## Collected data
※
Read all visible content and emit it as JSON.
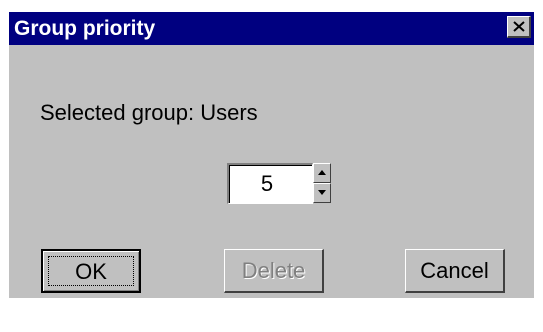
{
  "window": {
    "title": "Group priority",
    "close_icon": "close-icon",
    "colors": {
      "titlebar": "#000080",
      "face": "#c0c0c0",
      "disabled_text": "#808080"
    }
  },
  "content": {
    "selected_group_label": "Selected group: Users",
    "priority": {
      "value": "5",
      "up_icon": "arrow-up-icon",
      "down_icon": "arrow-down-icon"
    }
  },
  "buttons": {
    "ok": "OK",
    "delete": "Delete",
    "cancel": "Cancel",
    "delete_enabled": false
  }
}
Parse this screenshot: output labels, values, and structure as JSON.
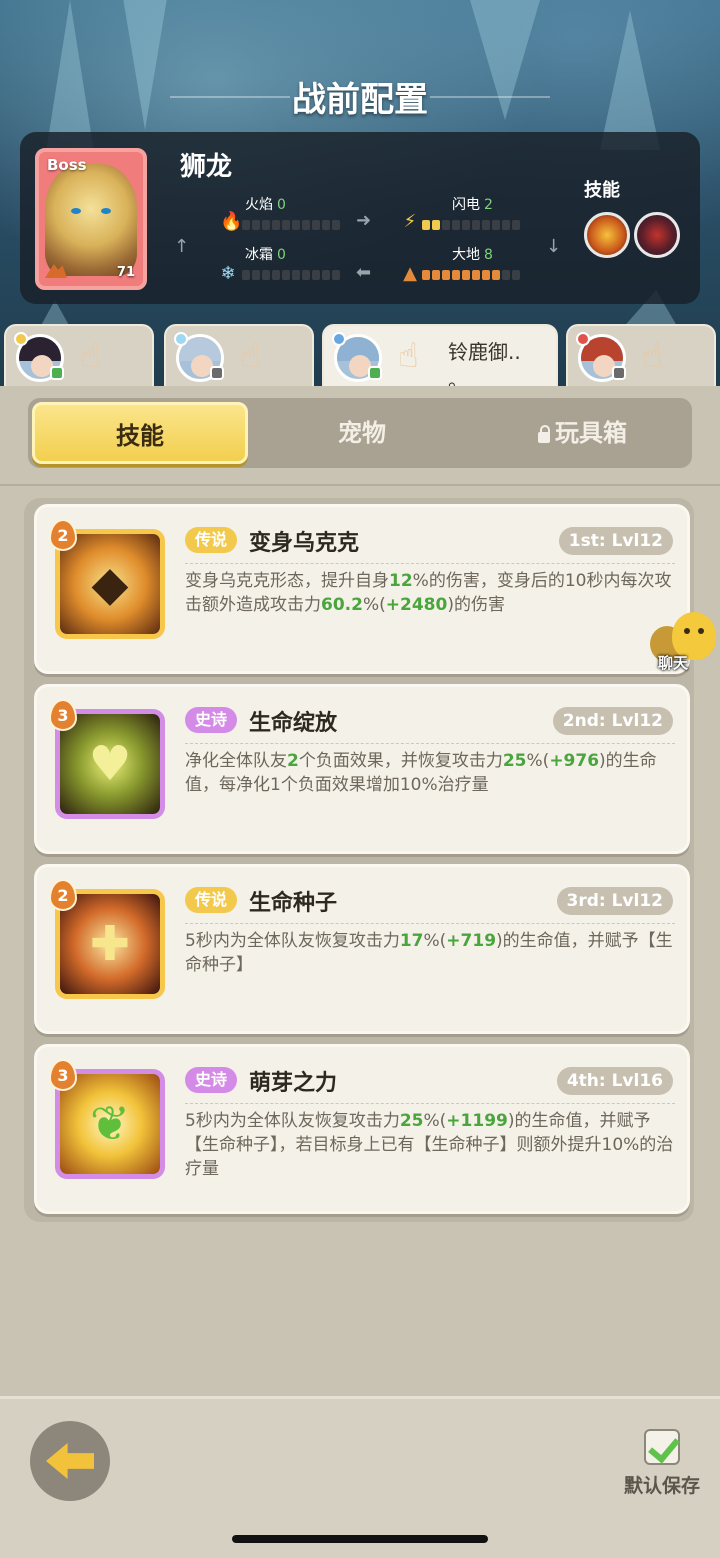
※
## Work to be completed
Write out the whole listing exactly, and drop the pictures.

## Expected answer
Read all visible content and emit it as JSON.
{
  "window": {
    "title": "Group priority",
    "close_icon": "close-icon",
    "colors": {
      "titlebar": "#000080",
      "face": "#c0c0c0",
      "disabled_text": "#808080"
    }
  },
  "content": {
    "selected_group_label": "Selected group: Users",
    "priority": {
      "value": "5",
      "up_icon": "arrow-up-icon",
      "down_icon": "arrow-down-icon"
    }
  },
  "buttons": {
    "ok": "OK",
    "delete": "Delete",
    "cancel": "Cancel",
    "delete_enabled": false
  }
}
Parse this screenshot: output labels, values, and structure as JSON.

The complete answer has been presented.